§ AIM OF THE EXERCISE
Leave out every picture, then transcribe the rest of the listing exactly.

§ MATERIAL FOR THIS EXERCISE
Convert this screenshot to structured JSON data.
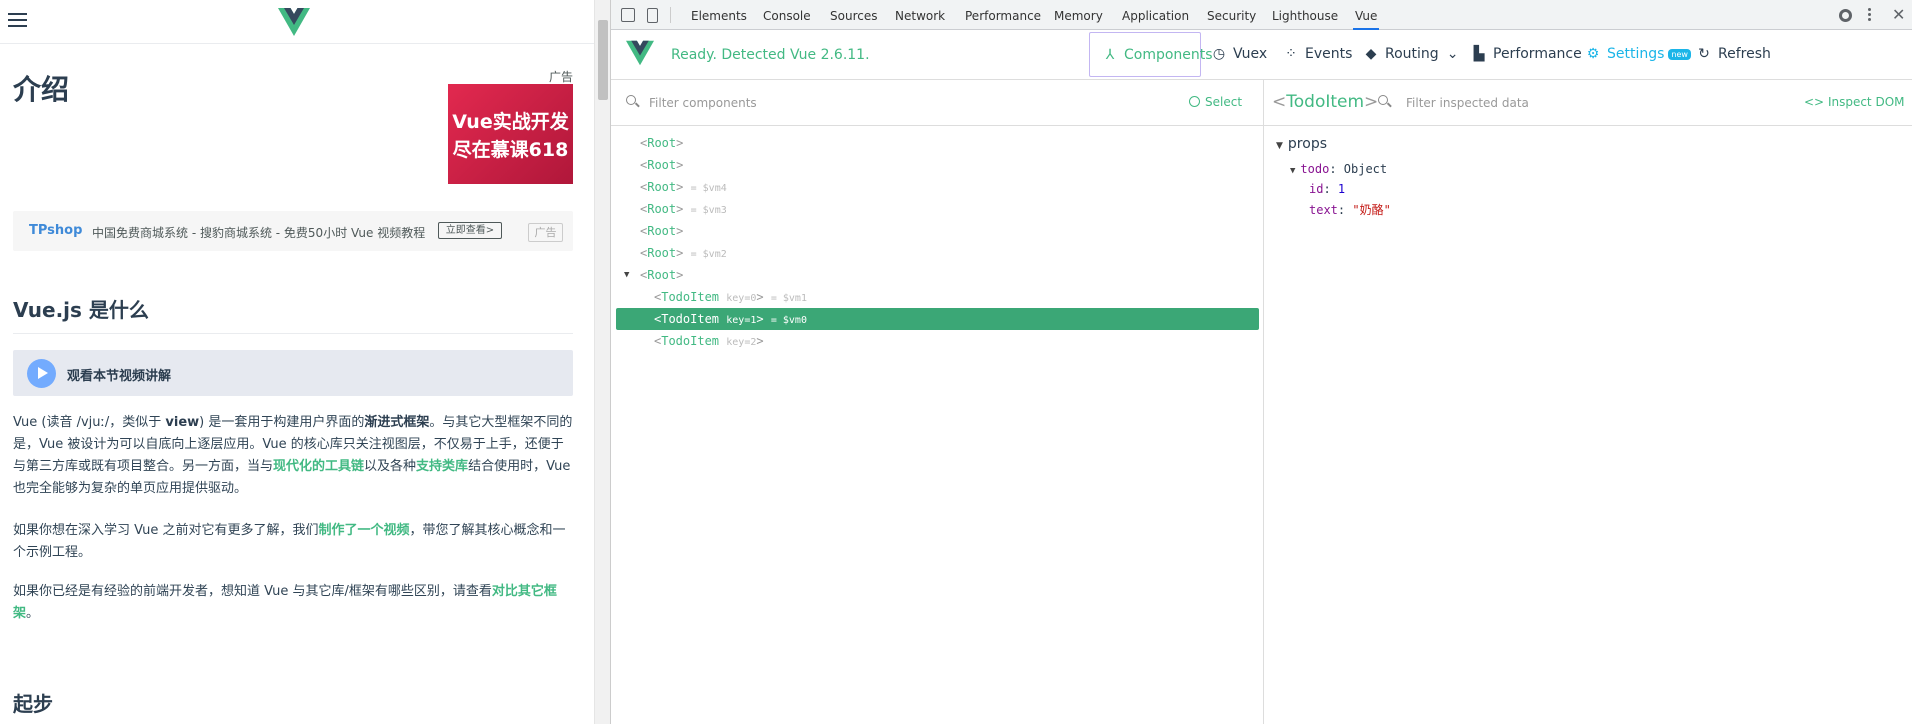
{
  "page": {
    "title": "介绍",
    "ad_label": "广告",
    "ad_lines": [
      "Vue实战开发",
      "尽在慕课618"
    ],
    "tp": {
      "name": "TPshop",
      "text": "中国免费商城系统 - 搜豹商城系统 - 免费50小时 Vue 视频教程",
      "button": "立即查看>",
      "ad": "广告"
    },
    "h2_what": "Vue.js 是什么",
    "video_label": "观看本节视频讲解",
    "p1": {
      "a": "Vue (读音 /vjuː/，类似于 ",
      "b1": "view",
      "c": ") 是一套用于构建用户界面的",
      "b2": "渐进式框架",
      "d": "。与其它大型框架不同的是，Vue 被设计为可以自底向上逐层应用。Vue 的核心库只关注视图层，不仅易于上手，还便于与第三方库或既有项目整合。另一方面，当与",
      "link1": "现代化的工具链",
      "e": "以及各种",
      "link2": "支持类库",
      "f": "结合使用时，Vue 也完全能够为复杂的单页应用提供驱动。"
    },
    "p2": {
      "a": "如果你想在深入学习 Vue 之前对它有更多了解，我们",
      "link": "制作了一个视频",
      "b": "，带您了解其核心概念和一个示例工程。"
    },
    "p3": {
      "a": "如果你已经是有经验的前端开发者，想知道 Vue 与其它库/框架有哪些区别，请查看",
      "link": "对比其它框架",
      "b": "。"
    },
    "h2_start": "起步"
  },
  "devtools": {
    "tabs": [
      "Elements",
      "Console",
      "Sources",
      "Network",
      "Performance",
      "Memory",
      "Application",
      "Security",
      "Lighthouse",
      "Vue"
    ],
    "active_tab": "Vue"
  },
  "vue": {
    "status": "Ready. Detected Vue 2.6.11.",
    "nav": {
      "components": "Components",
      "vuex": "Vuex",
      "events": "Events",
      "routing": "Routing",
      "performance": "Performance",
      "settings": "Settings",
      "settings_badge": "new",
      "refresh": "Refresh"
    },
    "filter_components_placeholder": "Filter components",
    "select_label": "Select",
    "tree": [
      {
        "name": "Root",
        "vm": ""
      },
      {
        "name": "Root",
        "vm": ""
      },
      {
        "name": "Root",
        "vm": "= $vm4"
      },
      {
        "name": "Root",
        "vm": "= $vm3"
      },
      {
        "name": "Root",
        "vm": ""
      },
      {
        "name": "Root",
        "vm": "= $vm2"
      },
      {
        "name": "Root",
        "vm": ""
      },
      {
        "name": "TodoItem",
        "attr": "key=0",
        "vm": "= $vm1"
      },
      {
        "name": "TodoItem",
        "attr": "key=1",
        "vm": "= $vm0"
      },
      {
        "name": "TodoItem",
        "attr": "key=2",
        "vm": ""
      }
    ],
    "inspected": {
      "component": "TodoItem",
      "filter_placeholder": "Filter inspected data",
      "inspect_dom": "Inspect DOM",
      "section": "props",
      "prop_name": "todo",
      "prop_type": "Object",
      "fields": [
        {
          "key": "id",
          "value": "1"
        },
        {
          "key": "text",
          "value": "\"奶酪\""
        }
      ]
    }
  },
  "colors": {
    "vue_green": "#42b983",
    "selected_row": "#3ba776"
  }
}
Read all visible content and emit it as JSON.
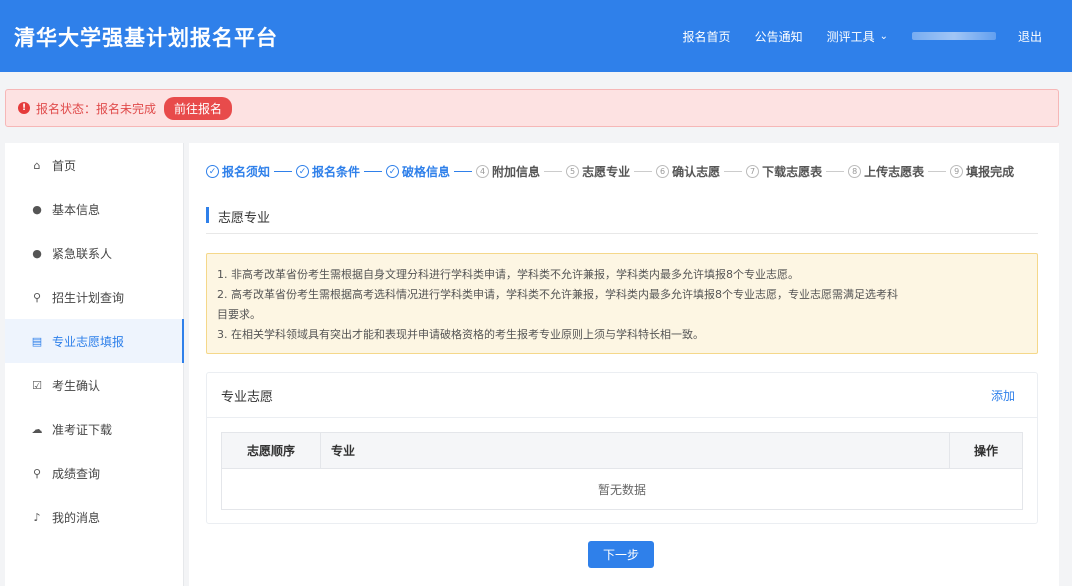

§ SOLUTION TO THE EXERCISE
Convert this screenshot to structured JSON data.
{
  "page": {
    "title": "介绍",
    "ad_label": "广告",
    "ad_lines": [
      "Vue实战开发",
      "尽在慕课618"
    ],
    "tp": {
      "name": "TPshop",
      "text": "中国免费商城系统 - 搜豹商城系统 - 免费50小时 Vue 视频教程",
      "button": "立即查看>",
      "ad": "广告"
    },
    "h2_what": "Vue.js 是什么",
    "video_label": "观看本节视频讲解",
    "p1": {
      "a": "Vue (读音 /vjuː/，类似于 ",
      "b1": "view",
      "c": ") 是一套用于构建用户界面的",
      "b2": "渐进式框架",
      "d": "。与其它大型框架不同的是，Vue 被设计为可以自底向上逐层应用。Vue 的核心库只关注视图层，不仅易于上手，还便于与第三方库或既有项目整合。另一方面，当与",
      "link1": "现代化的工具链",
      "e": "以及各种",
      "link2": "支持类库",
      "f": "结合使用时，Vue 也完全能够为复杂的单页应用提供驱动。"
    },
    "p2": {
      "a": "如果你想在深入学习 Vue 之前对它有更多了解，我们",
      "link": "制作了一个视频",
      "b": "，带您了解其核心概念和一个示例工程。"
    },
    "p3": {
      "a": "如果你已经是有经验的前端开发者，想知道 Vue 与其它库/框架有哪些区别，请查看",
      "link": "对比其它框架",
      "b": "。"
    },
    "h2_start": "起步"
  },
  "devtools": {
    "tabs": [
      "Elements",
      "Console",
      "Sources",
      "Network",
      "Performance",
      "Memory",
      "Application",
      "Security",
      "Lighthouse",
      "Vue"
    ],
    "active_tab": "Vue"
  },
  "vue": {
    "status": "Ready. Detected Vue 2.6.11.",
    "nav": {
      "components": "Components",
      "vuex": "Vuex",
      "events": "Events",
      "routing": "Routing",
      "performance": "Performance",
      "settings": "Settings",
      "settings_badge": "new",
      "refresh": "Refresh"
    },
    "filter_components_placeholder": "Filter components",
    "select_label": "Select",
    "tree": [
      {
        "name": "Root",
        "vm": ""
      },
      {
        "name": "Root",
        "vm": ""
      },
      {
        "name": "Root",
        "vm": "= $vm4"
      },
      {
        "name": "Root",
        "vm": "= $vm3"
      },
      {
        "name": "Root",
        "vm": ""
      },
      {
        "name": "Root",
        "vm": "= $vm2"
      },
      {
        "name": "Root",
        "vm": ""
      },
      {
        "name": "TodoItem",
        "attr": "key=0",
        "vm": "= $vm1"
      },
      {
        "name": "TodoItem",
        "attr": "key=1",
        "vm": "= $vm0"
      },
      {
        "name": "TodoItem",
        "attr": "key=2",
        "vm": ""
      }
    ],
    "inspected": {
      "component": "TodoItem",
      "filter_placeholder": "Filter inspected data",
      "inspect_dom": "Inspect DOM",
      "section": "props",
      "prop_name": "todo",
      "prop_type": "Object",
      "fields": [
        {
          "key": "id",
          "value": "1"
        },
        {
          "key": "text",
          "value": "\"奶酪\""
        }
      ]
    }
  },
  "colors": {
    "vue_green": "#42b983",
    "selected_row": "#3ba776"
  }
}
Read all visible content and emit it as JSON.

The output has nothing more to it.